- The task:
All of the records below should be output exactly.

(Dataset items)
--------

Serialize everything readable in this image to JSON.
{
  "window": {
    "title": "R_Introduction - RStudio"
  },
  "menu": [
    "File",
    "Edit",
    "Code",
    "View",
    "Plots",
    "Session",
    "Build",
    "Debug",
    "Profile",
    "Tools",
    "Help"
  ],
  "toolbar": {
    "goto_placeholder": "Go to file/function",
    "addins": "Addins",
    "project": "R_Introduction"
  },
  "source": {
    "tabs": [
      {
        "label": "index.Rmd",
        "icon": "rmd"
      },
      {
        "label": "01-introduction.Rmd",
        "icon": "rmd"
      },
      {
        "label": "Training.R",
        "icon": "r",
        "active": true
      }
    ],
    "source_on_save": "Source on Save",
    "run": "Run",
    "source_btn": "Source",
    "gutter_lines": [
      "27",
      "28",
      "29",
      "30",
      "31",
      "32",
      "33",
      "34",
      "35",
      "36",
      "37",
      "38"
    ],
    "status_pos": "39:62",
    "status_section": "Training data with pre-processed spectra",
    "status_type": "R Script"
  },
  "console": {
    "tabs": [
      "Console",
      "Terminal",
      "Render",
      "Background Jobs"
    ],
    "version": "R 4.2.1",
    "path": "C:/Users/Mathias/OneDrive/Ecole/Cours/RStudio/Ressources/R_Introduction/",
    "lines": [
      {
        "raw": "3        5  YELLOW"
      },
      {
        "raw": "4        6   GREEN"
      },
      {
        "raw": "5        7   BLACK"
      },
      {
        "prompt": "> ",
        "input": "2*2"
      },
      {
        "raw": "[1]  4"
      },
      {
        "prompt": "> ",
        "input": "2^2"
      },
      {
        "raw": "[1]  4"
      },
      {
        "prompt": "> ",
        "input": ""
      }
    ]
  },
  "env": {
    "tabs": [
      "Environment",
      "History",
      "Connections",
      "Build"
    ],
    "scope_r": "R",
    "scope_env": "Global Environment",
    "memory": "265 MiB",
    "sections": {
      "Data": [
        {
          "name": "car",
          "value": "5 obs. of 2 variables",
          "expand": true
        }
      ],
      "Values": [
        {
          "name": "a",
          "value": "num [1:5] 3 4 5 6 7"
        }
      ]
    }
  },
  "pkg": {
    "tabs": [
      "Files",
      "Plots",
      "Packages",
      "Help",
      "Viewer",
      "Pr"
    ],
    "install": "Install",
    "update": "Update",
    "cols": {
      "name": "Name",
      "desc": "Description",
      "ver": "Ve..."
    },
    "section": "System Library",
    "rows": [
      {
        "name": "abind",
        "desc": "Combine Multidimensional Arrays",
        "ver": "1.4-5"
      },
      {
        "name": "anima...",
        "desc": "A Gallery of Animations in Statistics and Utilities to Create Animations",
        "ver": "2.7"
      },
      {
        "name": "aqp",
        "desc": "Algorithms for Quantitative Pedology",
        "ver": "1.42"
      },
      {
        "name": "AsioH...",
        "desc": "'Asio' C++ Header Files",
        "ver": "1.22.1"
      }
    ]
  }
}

--------

- Solution for this task:
Serialize everything readable in this image to JSON.
{
  "window": {
    "title": "R_Introduction - RStudio"
  },
  "menu": [
    "File",
    "Edit",
    "Code",
    "View",
    "Plots",
    "Session",
    "Build",
    "Debug",
    "Profile",
    "Tools",
    "Help"
  ],
  "toolbar": {
    "goto_placeholder": "Go to file/function",
    "addins": "Addins",
    "project": "R_Introduction"
  },
  "source": {
    "tabs": [
      {
        "label": "index.Rmd",
        "icon": "rmd"
      },
      {
        "label": "01-introduction.Rmd",
        "icon": "rmd"
      },
      {
        "label": "Training.R",
        "icon": "r",
        "active": true
      }
    ],
    "source_on_save": "Source on Save",
    "run": "Run",
    "source_btn": "Source",
    "gutter_lines": [
      "27",
      "28",
      "29",
      "30",
      "31",
      "32",
      "33",
      "34",
      "35",
      "36",
      "37",
      "38"
    ],
    "status_pos": "39:62",
    "status_section": "Training data with pre-processed spectra",
    "status_type": "R Script"
  },
  "console": {
    "tabs": [
      "Console",
      "Terminal",
      "Render",
      "Background Jobs"
    ],
    "version": "R 4.2.1",
    "path": "C:/Users/Mathias/OneDrive/Ecole/Cours/RStudio/Ressources/R_Introduction/",
    "lines": [
      {
        "raw": "3        5  YELLOW"
      },
      {
        "raw": "4        6   GREEN"
      },
      {
        "raw": "5        7   BLACK"
      },
      {
        "prompt": "> ",
        "input": "2*2"
      },
      {
        "raw": "[1]  4"
      },
      {
        "prompt": "> ",
        "input": "2^2"
      },
      {
        "raw": "[1]  4"
      },
      {
        "prompt": "> ",
        "input": ""
      }
    ]
  },
  "env": {
    "tabs": [
      "Environment",
      "History",
      "Connections",
      "Build"
    ],
    "scope_r": "R",
    "scope_env": "Global Environment",
    "memory": "265 MiB",
    "sections": {
      "Data": [
        {
          "name": "car",
          "value": "5 obs. of 2 variables",
          "expand": true
        }
      ],
      "Values": [
        {
          "name": "a",
          "value": "num [1:5] 3 4 5 6 7"
        }
      ]
    }
  },
  "pkg": {
    "tabs": [
      "Files",
      "Plots",
      "Packages",
      "Help",
      "Viewer",
      "Pr"
    ],
    "install": "Install",
    "update": "Update",
    "cols": {
      "name": "Name",
      "desc": "Description",
      "ver": "Ve..."
    },
    "section": "System Library",
    "rows": [
      {
        "name": "abind",
        "desc": "Combine Multidimensional Arrays",
        "ver": "1.4-5"
      },
      {
        "name": "anima...",
        "desc": "A Gallery of Animations in Statistics and Utilities to Create Animations",
        "ver": "2.7"
      },
      {
        "name": "aqp",
        "desc": "Algorithms for Quantitative Pedology",
        "ver": "1.42"
      },
      {
        "name": "AsioH...",
        "desc": "'Asio' C++ Header Files",
        "ver": "1.22.1"
      }
    ]
  }
}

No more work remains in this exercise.